Return each entry exactly, with none missing.

[start of Rows]

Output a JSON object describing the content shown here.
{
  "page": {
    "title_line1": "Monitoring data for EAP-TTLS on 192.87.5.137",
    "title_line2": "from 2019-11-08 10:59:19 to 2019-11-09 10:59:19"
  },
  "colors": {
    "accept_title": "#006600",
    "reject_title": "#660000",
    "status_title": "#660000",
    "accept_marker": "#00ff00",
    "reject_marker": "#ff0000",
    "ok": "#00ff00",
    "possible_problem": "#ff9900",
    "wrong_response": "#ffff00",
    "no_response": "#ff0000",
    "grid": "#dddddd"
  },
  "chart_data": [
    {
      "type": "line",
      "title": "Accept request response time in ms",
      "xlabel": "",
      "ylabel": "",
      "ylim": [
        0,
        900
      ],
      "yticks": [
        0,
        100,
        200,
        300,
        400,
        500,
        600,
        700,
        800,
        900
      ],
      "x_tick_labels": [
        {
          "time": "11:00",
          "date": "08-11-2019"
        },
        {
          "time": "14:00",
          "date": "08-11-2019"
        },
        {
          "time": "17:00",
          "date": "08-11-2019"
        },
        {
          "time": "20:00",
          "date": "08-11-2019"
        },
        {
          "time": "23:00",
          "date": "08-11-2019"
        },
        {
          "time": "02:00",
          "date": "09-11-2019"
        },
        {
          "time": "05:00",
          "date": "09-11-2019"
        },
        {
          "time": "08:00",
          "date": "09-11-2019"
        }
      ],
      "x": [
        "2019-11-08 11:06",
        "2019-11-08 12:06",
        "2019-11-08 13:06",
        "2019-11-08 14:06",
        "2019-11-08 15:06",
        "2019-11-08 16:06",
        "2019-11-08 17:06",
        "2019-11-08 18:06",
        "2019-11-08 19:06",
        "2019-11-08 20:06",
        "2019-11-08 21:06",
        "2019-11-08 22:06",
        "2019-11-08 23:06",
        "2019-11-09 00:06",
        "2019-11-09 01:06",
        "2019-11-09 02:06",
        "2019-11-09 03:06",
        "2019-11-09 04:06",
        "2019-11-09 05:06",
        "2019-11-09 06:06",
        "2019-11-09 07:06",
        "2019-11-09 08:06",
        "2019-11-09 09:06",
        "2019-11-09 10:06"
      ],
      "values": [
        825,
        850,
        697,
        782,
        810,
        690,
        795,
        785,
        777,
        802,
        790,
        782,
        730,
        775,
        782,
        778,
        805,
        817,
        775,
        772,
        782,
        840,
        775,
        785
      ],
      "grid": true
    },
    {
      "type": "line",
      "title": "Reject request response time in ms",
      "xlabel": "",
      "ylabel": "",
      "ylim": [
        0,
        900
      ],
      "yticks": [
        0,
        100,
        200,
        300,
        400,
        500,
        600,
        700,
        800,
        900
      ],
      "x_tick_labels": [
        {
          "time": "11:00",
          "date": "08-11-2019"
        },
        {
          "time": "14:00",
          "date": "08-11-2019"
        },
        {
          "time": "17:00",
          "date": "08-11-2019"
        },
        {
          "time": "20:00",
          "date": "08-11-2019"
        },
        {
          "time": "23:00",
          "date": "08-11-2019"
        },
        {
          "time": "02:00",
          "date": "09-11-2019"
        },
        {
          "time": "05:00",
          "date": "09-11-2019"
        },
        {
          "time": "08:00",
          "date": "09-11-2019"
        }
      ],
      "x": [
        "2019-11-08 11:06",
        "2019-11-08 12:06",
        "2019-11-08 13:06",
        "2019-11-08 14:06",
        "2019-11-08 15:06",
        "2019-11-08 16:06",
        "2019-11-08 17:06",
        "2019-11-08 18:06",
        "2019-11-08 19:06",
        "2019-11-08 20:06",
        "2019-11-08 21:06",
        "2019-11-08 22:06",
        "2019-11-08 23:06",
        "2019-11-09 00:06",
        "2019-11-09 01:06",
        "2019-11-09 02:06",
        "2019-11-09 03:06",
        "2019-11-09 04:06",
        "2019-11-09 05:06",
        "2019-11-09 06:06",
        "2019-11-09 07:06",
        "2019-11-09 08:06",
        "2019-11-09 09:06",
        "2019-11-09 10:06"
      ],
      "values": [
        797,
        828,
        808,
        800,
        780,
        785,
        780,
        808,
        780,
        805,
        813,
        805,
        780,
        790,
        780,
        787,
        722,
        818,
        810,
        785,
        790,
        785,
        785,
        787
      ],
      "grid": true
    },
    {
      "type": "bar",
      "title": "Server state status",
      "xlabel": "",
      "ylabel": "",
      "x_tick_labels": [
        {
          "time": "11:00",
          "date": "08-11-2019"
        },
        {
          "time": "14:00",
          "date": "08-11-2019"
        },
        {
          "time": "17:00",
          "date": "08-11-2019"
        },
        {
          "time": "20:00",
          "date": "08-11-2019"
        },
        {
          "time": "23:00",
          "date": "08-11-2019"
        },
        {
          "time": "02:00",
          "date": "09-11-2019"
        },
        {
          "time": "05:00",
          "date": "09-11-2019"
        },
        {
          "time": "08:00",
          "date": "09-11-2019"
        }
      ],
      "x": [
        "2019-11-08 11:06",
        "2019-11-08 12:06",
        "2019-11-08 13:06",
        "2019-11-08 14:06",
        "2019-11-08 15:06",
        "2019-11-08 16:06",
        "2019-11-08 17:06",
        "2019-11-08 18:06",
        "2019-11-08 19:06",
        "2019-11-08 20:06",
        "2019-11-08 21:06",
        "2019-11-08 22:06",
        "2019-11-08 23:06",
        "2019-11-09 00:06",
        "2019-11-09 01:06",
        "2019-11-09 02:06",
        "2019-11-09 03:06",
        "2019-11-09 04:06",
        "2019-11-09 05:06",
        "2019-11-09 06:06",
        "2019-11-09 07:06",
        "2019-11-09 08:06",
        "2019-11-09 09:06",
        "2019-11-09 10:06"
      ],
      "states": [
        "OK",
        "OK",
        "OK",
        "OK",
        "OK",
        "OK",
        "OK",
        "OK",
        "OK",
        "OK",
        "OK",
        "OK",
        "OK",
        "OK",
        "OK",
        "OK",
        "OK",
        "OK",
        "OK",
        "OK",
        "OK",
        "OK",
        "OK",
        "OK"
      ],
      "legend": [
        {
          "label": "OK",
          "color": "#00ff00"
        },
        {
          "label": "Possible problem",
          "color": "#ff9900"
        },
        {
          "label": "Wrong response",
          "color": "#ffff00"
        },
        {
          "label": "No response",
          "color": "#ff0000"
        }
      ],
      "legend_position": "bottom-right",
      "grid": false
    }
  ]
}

[end of Rows]

The solution:
Output a JSON object describing the content shown here.
{
  "page": {
    "title_line1": "Monitoring data for EAP-TTLS on 192.87.5.137",
    "title_line2": "from 2019-11-08 10:59:19 to 2019-11-09 10:59:19"
  },
  "colors": {
    "accept_title": "#006600",
    "reject_title": "#660000",
    "status_title": "#660000",
    "accept_marker": "#00ff00",
    "reject_marker": "#ff0000",
    "ok": "#00ff00",
    "possible_problem": "#ff9900",
    "wrong_response": "#ffff00",
    "no_response": "#ff0000",
    "grid": "#dddddd"
  },
  "chart_data": [
    {
      "type": "line",
      "title": "Accept request response time in ms",
      "xlabel": "",
      "ylabel": "",
      "ylim": [
        0,
        900
      ],
      "yticks": [
        0,
        100,
        200,
        300,
        400,
        500,
        600,
        700,
        800,
        900
      ],
      "x_tick_labels": [
        {
          "time": "11:00",
          "date": "08-11-2019"
        },
        {
          "time": "14:00",
          "date": "08-11-2019"
        },
        {
          "time": "17:00",
          "date": "08-11-2019"
        },
        {
          "time": "20:00",
          "date": "08-11-2019"
        },
        {
          "time": "23:00",
          "date": "08-11-2019"
        },
        {
          "time": "02:00",
          "date": "09-11-2019"
        },
        {
          "time": "05:00",
          "date": "09-11-2019"
        },
        {
          "time": "08:00",
          "date": "09-11-2019"
        }
      ],
      "x": [
        "2019-11-08 11:06",
        "2019-11-08 12:06",
        "2019-11-08 13:06",
        "2019-11-08 14:06",
        "2019-11-08 15:06",
        "2019-11-08 16:06",
        "2019-11-08 17:06",
        "2019-11-08 18:06",
        "2019-11-08 19:06",
        "2019-11-08 20:06",
        "2019-11-08 21:06",
        "2019-11-08 22:06",
        "2019-11-08 23:06",
        "2019-11-09 00:06",
        "2019-11-09 01:06",
        "2019-11-09 02:06",
        "2019-11-09 03:06",
        "2019-11-09 04:06",
        "2019-11-09 05:06",
        "2019-11-09 06:06",
        "2019-11-09 07:06",
        "2019-11-09 08:06",
        "2019-11-09 09:06",
        "2019-11-09 10:06"
      ],
      "values": [
        825,
        850,
        697,
        782,
        810,
        690,
        795,
        785,
        777,
        802,
        790,
        782,
        730,
        775,
        782,
        778,
        805,
        817,
        775,
        772,
        782,
        840,
        775,
        785
      ],
      "grid": true
    },
    {
      "type": "line",
      "title": "Reject request response time in ms",
      "xlabel": "",
      "ylabel": "",
      "ylim": [
        0,
        900
      ],
      "yticks": [
        0,
        100,
        200,
        300,
        400,
        500,
        600,
        700,
        800,
        900
      ],
      "x_tick_labels": [
        {
          "time": "11:00",
          "date": "08-11-2019"
        },
        {
          "time": "14:00",
          "date": "08-11-2019"
        },
        {
          "time": "17:00",
          "date": "08-11-2019"
        },
        {
          "time": "20:00",
          "date": "08-11-2019"
        },
        {
          "time": "23:00",
          "date": "08-11-2019"
        },
        {
          "time": "02:00",
          "date": "09-11-2019"
        },
        {
          "time": "05:00",
          "date": "09-11-2019"
        },
        {
          "time": "08:00",
          "date": "09-11-2019"
        }
      ],
      "x": [
        "2019-11-08 11:06",
        "2019-11-08 12:06",
        "2019-11-08 13:06",
        "2019-11-08 14:06",
        "2019-11-08 15:06",
        "2019-11-08 16:06",
        "2019-11-08 17:06",
        "2019-11-08 18:06",
        "2019-11-08 19:06",
        "2019-11-08 20:06",
        "2019-11-08 21:06",
        "2019-11-08 22:06",
        "2019-11-08 23:06",
        "2019-11-09 00:06",
        "2019-11-09 01:06",
        "2019-11-09 02:06",
        "2019-11-09 03:06",
        "2019-11-09 04:06",
        "2019-11-09 05:06",
        "2019-11-09 06:06",
        "2019-11-09 07:06",
        "2019-11-09 08:06",
        "2019-11-09 09:06",
        "2019-11-09 10:06"
      ],
      "values": [
        797,
        828,
        808,
        800,
        780,
        785,
        780,
        808,
        780,
        805,
        813,
        805,
        780,
        790,
        780,
        787,
        722,
        818,
        810,
        785,
        790,
        785,
        785,
        787
      ],
      "grid": true
    },
    {
      "type": "bar",
      "title": "Server state status",
      "xlabel": "",
      "ylabel": "",
      "x_tick_labels": [
        {
          "time": "11:00",
          "date": "08-11-2019"
        },
        {
          "time": "14:00",
          "date": "08-11-2019"
        },
        {
          "time": "17:00",
          "date": "08-11-2019"
        },
        {
          "time": "20:00",
          "date": "08-11-2019"
        },
        {
          "time": "23:00",
          "date": "08-11-2019"
        },
        {
          "time": "02:00",
          "date": "09-11-2019"
        },
        {
          "time": "05:00",
          "date": "09-11-2019"
        },
        {
          "time": "08:00",
          "date": "09-11-2019"
        }
      ],
      "x": [
        "2019-11-08 11:06",
        "2019-11-08 12:06",
        "2019-11-08 13:06",
        "2019-11-08 14:06",
        "2019-11-08 15:06",
        "2019-11-08 16:06",
        "2019-11-08 17:06",
        "2019-11-08 18:06",
        "2019-11-08 19:06",
        "2019-11-08 20:06",
        "2019-11-08 21:06",
        "2019-11-08 22:06",
        "2019-11-08 23:06",
        "2019-11-09 00:06",
        "2019-11-09 01:06",
        "2019-11-09 02:06",
        "2019-11-09 03:06",
        "2019-11-09 04:06",
        "2019-11-09 05:06",
        "2019-11-09 06:06",
        "2019-11-09 07:06",
        "2019-11-09 08:06",
        "2019-11-09 09:06",
        "2019-11-09 10:06"
      ],
      "states": [
        "OK",
        "OK",
        "OK",
        "OK",
        "OK",
        "OK",
        "OK",
        "OK",
        "OK",
        "OK",
        "OK",
        "OK",
        "OK",
        "OK",
        "OK",
        "OK",
        "OK",
        "OK",
        "OK",
        "OK",
        "OK",
        "OK",
        "OK",
        "OK"
      ],
      "legend": [
        {
          "label": "OK",
          "color": "#00ff00"
        },
        {
          "label": "Possible problem",
          "color": "#ff9900"
        },
        {
          "label": "Wrong response",
          "color": "#ffff00"
        },
        {
          "label": "No response",
          "color": "#ff0000"
        }
      ],
      "legend_position": "bottom-right",
      "grid": false
    }
  ]
}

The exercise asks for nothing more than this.